▸ **Esercizi**:
- a) Elenca tutte le percentuali che compaiono nel brano sui musei e il digitale.
- b) Trascrivi il passo del brano sui musei e il digitale che va da "Sappiamo, grazie all’Osservatorio, che" fino a "un account Instagram." compreso.

▸ **Brano scelto**:
#####
I luoghi della cultura hanno dunque temporaneamente trasformato i visitatori in utenti, e ha funzionato: i musei hanno raddoppiato le loro attività on line a parallelamente aumentato il numero di follower, secondo l’Osservatorio Innovazione digitale dei Beni e delle Attività culturali del Politecnico di Milano, che monitora mensilmente i musei italiani e i teatri d’opera nel loro rapporto con le tecnologie. L'Osservatorio ha già presentato i dati raccolti relativi al mese di marzo, quelli di aprile saranno illustrati nell'ambito del convegno on line del 27 maggio "Dall'emergenza nuovi paradigmi digitali per la cultura".

Sappiamo, grazie all’Osservatorio, che nel 2019 quasi l’80% dei musei aveva almeno in parte digitalizzato la propria collezione ma solo il 30% ne aveva già pubblicato online sul sito una parte. Sempre nel 2019, il 67% dei musei aveva un account Facebook ma solo il 26% un account Instagram.
#####
▸ **Elenco**:
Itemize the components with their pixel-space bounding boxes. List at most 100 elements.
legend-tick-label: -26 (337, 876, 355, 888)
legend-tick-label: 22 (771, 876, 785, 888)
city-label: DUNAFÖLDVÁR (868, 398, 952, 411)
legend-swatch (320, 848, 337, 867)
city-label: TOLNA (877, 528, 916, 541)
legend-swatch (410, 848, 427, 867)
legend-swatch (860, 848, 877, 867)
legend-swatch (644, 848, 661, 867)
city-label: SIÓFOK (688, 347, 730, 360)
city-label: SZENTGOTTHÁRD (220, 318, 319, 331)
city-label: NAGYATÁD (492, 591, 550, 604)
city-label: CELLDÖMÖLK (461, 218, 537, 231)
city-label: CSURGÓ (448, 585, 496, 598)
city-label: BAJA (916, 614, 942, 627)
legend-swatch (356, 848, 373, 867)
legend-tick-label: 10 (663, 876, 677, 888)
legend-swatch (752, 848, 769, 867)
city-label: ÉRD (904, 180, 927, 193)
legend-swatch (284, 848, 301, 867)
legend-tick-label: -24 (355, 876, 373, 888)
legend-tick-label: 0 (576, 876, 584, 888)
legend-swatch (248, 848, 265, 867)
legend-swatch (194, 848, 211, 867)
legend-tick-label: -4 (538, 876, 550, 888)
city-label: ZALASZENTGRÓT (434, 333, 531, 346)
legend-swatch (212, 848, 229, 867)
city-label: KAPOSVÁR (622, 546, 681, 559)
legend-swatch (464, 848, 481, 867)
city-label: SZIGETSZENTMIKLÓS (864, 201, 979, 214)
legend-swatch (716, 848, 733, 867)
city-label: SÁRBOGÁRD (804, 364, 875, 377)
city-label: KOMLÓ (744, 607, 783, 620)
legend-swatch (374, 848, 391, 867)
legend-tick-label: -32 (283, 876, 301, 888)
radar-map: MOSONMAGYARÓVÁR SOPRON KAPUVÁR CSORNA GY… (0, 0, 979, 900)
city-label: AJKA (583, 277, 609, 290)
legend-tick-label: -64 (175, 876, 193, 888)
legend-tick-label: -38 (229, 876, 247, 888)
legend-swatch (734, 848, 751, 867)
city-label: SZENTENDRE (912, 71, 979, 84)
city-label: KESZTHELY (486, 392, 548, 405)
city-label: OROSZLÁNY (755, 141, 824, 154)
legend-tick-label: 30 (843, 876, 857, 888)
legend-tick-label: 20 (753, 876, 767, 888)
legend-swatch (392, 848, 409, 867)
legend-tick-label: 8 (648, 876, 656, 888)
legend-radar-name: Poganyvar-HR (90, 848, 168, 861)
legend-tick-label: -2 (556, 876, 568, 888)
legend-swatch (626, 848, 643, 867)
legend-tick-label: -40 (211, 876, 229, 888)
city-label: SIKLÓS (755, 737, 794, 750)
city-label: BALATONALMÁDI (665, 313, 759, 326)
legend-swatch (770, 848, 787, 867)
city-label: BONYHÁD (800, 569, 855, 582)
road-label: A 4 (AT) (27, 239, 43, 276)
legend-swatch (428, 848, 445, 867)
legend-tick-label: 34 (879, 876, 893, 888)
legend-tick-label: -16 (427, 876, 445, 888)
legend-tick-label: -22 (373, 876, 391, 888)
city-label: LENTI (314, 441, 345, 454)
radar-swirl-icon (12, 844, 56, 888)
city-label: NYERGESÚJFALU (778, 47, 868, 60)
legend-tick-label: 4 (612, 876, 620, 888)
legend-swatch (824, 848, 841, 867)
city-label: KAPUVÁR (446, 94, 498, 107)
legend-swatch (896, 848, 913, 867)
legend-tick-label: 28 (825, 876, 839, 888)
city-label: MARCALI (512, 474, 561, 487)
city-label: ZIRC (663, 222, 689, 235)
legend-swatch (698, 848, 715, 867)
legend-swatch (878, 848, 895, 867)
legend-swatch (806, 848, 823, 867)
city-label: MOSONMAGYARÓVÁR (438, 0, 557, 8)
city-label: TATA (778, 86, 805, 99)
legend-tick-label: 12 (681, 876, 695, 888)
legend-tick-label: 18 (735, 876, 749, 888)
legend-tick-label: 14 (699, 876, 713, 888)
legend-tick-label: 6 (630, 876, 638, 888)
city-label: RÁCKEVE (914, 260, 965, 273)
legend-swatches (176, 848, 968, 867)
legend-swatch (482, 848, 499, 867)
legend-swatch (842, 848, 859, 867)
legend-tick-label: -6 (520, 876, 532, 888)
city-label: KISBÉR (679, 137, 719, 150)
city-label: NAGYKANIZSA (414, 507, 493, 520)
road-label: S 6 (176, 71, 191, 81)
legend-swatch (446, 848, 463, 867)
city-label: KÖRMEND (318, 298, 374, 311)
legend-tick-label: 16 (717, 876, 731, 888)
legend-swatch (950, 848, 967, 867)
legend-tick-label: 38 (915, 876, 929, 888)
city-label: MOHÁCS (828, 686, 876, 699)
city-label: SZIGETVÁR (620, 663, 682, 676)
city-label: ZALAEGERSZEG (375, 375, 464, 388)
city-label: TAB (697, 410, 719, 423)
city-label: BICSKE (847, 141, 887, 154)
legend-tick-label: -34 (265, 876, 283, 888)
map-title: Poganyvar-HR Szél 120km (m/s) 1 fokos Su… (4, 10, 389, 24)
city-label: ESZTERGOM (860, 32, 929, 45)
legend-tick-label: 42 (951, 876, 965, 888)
#####
▸ **Soluzioni**:
- a)
80%
30%
67%
26%

- b)
Sappiamo, grazie all’Osservatorio, che nel 2019 quasi l’80% dei musei aveva almeno in parte digitalizzato la propria collezione ma solo il 30% ne aveva già pubblicato online sul sito una parte. Sempre nel 2019, il 67% dei musei aveva un account Facebook ma solo il 26% un account Instagram.